'''

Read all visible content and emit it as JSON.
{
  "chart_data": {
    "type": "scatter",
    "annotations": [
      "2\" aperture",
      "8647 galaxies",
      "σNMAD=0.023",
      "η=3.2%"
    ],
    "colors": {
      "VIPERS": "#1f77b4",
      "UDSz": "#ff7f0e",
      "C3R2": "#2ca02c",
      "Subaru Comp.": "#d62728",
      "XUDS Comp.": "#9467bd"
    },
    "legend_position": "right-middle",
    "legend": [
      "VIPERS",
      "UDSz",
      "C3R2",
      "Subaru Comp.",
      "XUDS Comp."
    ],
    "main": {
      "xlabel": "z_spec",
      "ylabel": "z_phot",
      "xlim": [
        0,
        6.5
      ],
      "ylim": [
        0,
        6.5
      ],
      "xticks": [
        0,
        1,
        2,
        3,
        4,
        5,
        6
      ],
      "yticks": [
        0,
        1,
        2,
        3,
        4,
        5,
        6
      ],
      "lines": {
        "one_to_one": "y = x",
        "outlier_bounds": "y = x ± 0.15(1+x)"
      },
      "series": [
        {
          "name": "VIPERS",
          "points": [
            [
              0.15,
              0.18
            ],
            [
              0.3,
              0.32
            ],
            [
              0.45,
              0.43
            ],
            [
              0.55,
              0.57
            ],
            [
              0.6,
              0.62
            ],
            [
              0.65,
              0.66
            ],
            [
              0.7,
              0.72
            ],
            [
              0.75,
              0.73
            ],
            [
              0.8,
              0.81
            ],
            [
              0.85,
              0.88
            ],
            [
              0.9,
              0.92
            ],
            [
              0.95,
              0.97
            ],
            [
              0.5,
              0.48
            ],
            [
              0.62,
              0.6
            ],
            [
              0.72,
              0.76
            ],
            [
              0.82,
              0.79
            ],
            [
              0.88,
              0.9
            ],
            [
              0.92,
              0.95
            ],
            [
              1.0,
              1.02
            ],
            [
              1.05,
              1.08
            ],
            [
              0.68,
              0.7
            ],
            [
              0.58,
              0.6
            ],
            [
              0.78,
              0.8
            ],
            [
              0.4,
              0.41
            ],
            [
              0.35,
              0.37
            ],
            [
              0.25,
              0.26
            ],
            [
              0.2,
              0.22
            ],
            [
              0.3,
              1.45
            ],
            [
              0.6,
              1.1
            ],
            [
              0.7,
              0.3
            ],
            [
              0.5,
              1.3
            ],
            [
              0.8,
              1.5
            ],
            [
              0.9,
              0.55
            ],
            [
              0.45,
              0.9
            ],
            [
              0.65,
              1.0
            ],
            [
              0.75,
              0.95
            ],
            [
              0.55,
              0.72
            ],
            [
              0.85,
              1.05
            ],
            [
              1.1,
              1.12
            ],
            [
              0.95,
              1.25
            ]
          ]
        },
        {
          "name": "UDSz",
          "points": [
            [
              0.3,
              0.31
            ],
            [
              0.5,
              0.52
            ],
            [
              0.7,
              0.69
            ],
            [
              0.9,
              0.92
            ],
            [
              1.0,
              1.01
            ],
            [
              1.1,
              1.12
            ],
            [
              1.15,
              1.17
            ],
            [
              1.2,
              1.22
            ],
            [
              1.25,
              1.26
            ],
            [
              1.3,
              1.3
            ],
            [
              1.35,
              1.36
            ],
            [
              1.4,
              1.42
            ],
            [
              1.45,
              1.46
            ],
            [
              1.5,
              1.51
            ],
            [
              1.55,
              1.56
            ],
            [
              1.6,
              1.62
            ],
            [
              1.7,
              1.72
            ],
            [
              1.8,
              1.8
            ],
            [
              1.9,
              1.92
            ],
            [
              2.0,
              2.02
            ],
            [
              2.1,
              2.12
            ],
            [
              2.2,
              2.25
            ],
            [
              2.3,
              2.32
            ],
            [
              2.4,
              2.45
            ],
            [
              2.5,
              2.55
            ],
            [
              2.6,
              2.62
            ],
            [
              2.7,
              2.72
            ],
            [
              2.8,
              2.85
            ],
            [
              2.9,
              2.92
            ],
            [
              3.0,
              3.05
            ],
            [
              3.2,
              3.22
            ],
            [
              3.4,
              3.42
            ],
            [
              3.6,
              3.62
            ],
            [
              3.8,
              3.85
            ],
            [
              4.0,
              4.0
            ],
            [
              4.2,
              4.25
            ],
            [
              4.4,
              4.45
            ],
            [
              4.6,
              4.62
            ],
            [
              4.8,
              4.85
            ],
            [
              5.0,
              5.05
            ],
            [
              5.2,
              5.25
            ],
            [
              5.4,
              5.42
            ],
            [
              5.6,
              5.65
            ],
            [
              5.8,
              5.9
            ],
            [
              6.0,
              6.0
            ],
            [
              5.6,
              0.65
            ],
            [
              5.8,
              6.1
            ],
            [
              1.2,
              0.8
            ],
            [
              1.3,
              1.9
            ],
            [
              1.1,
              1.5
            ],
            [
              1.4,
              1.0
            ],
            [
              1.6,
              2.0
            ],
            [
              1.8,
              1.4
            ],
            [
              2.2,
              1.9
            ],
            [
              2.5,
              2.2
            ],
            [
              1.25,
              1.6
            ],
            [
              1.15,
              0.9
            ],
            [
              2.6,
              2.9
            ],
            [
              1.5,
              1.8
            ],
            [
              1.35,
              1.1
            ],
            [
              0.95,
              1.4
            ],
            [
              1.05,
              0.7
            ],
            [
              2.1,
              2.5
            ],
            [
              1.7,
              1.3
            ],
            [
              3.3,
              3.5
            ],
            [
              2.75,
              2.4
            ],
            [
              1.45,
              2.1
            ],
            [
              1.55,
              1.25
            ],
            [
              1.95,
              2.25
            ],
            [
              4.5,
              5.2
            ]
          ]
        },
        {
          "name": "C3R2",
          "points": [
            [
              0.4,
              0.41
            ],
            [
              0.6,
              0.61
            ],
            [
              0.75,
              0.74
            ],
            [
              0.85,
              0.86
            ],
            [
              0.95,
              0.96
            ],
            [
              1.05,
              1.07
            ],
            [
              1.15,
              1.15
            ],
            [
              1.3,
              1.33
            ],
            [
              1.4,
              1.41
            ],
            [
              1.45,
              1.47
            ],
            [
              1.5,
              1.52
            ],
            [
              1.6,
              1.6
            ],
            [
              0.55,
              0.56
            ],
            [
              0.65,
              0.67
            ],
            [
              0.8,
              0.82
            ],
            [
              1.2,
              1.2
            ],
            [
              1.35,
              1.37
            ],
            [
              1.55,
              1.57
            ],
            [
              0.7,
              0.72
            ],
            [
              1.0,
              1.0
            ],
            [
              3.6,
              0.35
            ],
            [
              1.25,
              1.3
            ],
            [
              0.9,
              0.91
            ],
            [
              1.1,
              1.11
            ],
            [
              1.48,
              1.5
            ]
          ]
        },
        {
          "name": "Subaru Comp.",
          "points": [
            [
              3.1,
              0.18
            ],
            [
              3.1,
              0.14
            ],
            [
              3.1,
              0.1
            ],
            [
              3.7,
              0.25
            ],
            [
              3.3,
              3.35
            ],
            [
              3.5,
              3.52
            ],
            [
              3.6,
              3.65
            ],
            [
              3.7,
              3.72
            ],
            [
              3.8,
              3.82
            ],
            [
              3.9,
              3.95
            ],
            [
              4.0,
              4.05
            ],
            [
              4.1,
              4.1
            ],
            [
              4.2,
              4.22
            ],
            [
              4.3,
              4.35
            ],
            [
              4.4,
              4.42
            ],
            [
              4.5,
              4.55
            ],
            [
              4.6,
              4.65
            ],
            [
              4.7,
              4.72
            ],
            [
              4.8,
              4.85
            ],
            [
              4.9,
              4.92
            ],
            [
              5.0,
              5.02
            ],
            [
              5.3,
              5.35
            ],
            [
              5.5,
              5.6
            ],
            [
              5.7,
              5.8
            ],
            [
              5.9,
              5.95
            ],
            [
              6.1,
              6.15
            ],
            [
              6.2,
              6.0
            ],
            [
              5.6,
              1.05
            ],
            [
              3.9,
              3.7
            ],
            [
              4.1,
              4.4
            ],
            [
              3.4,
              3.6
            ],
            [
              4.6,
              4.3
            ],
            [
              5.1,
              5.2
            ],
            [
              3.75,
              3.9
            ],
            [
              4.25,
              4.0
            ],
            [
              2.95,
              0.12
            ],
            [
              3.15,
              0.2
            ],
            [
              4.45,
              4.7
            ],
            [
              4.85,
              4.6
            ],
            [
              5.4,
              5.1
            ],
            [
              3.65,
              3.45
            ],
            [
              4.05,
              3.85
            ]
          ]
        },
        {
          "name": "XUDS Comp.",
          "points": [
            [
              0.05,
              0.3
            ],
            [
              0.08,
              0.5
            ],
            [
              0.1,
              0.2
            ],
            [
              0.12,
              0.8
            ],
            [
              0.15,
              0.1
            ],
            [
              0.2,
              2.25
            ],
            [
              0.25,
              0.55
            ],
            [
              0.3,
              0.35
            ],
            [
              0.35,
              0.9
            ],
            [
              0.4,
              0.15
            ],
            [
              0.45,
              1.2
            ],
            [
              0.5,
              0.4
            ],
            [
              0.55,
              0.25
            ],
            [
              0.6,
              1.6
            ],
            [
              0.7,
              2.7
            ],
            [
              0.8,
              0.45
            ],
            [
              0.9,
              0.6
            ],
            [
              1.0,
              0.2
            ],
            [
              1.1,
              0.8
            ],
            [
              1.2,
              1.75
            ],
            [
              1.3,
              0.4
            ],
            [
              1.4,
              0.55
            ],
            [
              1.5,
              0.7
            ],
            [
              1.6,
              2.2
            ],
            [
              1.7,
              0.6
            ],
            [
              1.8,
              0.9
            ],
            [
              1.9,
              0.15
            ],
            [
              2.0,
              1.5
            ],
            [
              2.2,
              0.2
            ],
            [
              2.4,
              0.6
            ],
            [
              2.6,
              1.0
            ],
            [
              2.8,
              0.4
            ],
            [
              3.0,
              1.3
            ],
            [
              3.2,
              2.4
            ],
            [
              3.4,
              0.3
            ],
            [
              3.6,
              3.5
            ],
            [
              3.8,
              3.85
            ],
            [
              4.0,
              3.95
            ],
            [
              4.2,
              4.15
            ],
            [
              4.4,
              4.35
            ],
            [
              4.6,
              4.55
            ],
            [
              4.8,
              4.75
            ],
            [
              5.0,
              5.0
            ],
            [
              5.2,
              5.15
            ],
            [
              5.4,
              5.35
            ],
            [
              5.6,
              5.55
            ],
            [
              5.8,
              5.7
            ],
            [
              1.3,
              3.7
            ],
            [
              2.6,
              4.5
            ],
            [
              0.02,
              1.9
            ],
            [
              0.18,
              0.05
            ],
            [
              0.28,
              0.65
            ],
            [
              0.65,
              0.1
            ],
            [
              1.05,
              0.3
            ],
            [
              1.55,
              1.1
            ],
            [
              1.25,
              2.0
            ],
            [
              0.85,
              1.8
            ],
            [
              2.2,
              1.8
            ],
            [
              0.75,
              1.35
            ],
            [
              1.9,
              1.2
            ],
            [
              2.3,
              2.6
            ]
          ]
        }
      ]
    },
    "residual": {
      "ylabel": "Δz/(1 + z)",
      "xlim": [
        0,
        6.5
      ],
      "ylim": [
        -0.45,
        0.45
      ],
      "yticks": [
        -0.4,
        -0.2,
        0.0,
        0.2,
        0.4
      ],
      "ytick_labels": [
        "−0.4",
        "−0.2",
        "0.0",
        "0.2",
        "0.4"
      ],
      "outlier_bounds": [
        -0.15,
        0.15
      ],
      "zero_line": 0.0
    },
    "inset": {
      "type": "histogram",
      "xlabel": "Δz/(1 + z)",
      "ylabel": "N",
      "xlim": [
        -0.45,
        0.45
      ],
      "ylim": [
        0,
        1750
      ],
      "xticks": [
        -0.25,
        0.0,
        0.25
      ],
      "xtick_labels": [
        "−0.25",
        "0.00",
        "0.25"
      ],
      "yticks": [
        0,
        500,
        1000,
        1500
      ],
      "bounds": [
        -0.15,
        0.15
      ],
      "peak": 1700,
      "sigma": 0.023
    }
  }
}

'''

What this task involves:
List every line from the entries above in which "name" appears.

Answer to this exercise:
          "name": "VIPERS",
          "name": "UDSz",
          "name": "C3R2",
          "name": "Subaru Comp.",
          "name": "XUDS Comp.",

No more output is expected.